Stored entries
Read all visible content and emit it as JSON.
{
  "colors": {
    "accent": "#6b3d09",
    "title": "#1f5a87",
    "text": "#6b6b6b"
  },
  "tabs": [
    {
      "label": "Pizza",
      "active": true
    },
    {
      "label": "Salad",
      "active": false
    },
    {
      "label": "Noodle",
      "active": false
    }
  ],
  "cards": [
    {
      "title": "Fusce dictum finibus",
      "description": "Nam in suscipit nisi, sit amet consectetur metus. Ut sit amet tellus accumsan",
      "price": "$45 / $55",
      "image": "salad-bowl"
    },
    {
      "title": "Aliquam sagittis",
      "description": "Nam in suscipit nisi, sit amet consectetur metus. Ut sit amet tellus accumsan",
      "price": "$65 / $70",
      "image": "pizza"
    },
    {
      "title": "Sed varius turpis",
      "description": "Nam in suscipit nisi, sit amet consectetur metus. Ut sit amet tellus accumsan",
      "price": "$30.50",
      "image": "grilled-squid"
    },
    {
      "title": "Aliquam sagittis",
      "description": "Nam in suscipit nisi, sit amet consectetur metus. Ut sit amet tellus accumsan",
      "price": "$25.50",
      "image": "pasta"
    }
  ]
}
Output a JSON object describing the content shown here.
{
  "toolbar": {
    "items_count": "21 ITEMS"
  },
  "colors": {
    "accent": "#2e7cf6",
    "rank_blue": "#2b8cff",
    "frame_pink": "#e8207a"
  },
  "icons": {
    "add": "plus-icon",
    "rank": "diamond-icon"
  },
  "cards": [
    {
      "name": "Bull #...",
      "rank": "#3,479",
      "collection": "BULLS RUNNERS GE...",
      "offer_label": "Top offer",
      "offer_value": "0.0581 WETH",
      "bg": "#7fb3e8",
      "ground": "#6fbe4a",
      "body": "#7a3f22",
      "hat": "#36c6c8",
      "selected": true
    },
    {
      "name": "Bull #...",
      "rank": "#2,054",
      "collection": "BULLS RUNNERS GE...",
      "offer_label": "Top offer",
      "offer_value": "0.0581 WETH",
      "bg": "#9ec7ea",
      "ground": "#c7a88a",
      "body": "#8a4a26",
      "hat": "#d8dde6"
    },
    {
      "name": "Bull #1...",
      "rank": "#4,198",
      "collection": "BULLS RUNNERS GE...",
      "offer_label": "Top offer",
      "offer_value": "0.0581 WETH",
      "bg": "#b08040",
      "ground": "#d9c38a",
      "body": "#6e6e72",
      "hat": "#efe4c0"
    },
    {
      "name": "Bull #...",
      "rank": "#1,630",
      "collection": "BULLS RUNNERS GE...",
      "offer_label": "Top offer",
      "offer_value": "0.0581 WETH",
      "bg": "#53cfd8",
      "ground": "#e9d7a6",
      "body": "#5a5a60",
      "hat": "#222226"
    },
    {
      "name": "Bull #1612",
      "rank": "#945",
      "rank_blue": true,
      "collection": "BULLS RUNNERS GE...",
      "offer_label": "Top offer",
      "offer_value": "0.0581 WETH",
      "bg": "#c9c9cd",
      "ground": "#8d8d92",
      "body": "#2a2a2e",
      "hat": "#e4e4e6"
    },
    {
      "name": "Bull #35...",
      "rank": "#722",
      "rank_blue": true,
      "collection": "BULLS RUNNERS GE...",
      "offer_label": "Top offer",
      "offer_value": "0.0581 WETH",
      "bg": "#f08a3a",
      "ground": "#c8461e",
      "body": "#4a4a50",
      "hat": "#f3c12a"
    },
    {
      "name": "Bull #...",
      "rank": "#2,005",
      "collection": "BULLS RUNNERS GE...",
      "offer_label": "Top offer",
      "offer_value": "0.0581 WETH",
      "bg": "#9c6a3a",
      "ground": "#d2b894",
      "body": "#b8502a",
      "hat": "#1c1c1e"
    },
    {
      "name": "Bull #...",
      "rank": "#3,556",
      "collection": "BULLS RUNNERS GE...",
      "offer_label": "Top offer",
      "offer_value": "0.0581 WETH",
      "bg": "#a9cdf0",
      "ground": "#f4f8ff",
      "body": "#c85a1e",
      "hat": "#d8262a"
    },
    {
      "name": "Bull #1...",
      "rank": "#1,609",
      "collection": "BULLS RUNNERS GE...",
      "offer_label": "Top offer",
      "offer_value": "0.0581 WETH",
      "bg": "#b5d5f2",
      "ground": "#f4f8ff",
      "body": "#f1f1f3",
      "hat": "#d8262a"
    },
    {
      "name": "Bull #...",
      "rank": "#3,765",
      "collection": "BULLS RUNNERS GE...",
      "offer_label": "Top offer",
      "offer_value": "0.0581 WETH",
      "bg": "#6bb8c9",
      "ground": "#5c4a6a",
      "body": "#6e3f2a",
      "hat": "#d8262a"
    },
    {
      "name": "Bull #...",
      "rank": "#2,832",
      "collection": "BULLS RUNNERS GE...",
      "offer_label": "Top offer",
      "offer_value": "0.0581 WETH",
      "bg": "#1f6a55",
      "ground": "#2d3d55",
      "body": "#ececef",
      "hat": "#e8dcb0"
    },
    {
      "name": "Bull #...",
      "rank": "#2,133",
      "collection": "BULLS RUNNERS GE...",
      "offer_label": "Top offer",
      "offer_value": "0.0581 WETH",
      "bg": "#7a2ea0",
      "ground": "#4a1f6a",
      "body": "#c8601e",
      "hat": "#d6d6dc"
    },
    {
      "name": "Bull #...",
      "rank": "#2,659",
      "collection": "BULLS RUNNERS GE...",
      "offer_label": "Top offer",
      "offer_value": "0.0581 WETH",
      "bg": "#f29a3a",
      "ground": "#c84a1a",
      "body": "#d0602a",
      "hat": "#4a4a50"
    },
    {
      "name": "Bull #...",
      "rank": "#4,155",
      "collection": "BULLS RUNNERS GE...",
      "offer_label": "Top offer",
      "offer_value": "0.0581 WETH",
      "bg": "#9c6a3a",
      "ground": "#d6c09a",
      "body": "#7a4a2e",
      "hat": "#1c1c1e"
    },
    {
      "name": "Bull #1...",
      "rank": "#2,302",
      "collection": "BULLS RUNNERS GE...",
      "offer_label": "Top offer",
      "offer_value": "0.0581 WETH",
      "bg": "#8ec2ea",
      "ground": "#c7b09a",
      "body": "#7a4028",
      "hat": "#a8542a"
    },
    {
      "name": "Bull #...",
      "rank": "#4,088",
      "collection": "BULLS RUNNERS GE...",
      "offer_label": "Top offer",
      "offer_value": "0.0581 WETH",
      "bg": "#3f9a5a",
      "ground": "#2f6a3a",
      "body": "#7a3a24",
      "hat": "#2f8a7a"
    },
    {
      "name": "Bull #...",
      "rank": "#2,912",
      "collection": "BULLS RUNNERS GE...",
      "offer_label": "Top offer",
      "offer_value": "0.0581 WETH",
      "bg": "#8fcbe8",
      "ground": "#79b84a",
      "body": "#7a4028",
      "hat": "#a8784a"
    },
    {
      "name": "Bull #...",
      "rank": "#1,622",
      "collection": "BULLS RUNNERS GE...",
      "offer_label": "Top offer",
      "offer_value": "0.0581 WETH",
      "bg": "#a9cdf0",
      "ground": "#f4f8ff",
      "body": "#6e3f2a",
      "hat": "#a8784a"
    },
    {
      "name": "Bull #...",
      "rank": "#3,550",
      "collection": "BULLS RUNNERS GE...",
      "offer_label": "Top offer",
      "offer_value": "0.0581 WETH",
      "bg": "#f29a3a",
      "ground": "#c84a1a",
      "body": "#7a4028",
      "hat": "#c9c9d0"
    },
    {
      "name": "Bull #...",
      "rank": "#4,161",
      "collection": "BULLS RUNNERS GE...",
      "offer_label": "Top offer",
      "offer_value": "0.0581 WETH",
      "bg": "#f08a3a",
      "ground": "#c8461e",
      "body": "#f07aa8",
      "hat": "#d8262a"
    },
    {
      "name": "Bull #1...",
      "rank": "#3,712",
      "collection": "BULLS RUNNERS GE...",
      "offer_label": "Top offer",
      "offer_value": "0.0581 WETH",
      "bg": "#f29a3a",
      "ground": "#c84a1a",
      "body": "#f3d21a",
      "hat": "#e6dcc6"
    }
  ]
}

Directions for this task:
Copy every line in the listing above where the string "price" turns up.

Task output:
      "price": "$45 / $55",
      "price": "$65 / $70",
      "price": "$30.50",
      "price": "$25.50",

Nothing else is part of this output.